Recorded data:
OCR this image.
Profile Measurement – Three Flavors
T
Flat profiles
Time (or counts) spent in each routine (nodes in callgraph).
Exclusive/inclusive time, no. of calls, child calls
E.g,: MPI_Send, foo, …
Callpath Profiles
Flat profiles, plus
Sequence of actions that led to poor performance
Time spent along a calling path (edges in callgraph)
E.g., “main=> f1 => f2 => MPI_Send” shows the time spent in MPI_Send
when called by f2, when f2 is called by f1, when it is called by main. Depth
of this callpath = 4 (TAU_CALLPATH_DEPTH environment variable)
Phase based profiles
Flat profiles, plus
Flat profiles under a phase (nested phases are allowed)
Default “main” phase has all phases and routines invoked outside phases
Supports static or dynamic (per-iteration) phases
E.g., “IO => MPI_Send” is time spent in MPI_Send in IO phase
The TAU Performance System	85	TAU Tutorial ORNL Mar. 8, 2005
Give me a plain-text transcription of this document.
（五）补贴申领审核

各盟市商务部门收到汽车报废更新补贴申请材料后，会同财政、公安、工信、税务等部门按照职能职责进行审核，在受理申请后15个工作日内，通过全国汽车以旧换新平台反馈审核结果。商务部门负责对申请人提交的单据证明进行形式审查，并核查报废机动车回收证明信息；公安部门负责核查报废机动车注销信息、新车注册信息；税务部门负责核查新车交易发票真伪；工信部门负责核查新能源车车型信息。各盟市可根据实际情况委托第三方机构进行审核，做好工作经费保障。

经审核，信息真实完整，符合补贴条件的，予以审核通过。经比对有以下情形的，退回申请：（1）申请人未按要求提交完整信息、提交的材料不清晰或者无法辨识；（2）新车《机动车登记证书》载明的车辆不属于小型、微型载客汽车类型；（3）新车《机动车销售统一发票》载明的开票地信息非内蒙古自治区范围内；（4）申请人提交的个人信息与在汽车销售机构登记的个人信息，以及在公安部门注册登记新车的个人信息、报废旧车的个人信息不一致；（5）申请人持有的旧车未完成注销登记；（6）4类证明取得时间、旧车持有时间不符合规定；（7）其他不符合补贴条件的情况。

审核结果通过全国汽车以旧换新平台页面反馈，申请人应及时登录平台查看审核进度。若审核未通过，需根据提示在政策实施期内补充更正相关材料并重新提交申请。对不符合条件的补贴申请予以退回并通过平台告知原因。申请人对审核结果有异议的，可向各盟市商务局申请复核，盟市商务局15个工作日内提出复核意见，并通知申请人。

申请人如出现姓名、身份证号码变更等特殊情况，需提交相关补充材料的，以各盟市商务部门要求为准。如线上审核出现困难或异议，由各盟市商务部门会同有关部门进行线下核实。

_Set exercise:_
Where a line above contains the word "phases", copy that line.

_Correct output:_
Flat profiles under a phase (nested phases are allowed)
Default “main” phase has all phases and routines invoked outside phases
Supports static or dynamic (per-iteration) phases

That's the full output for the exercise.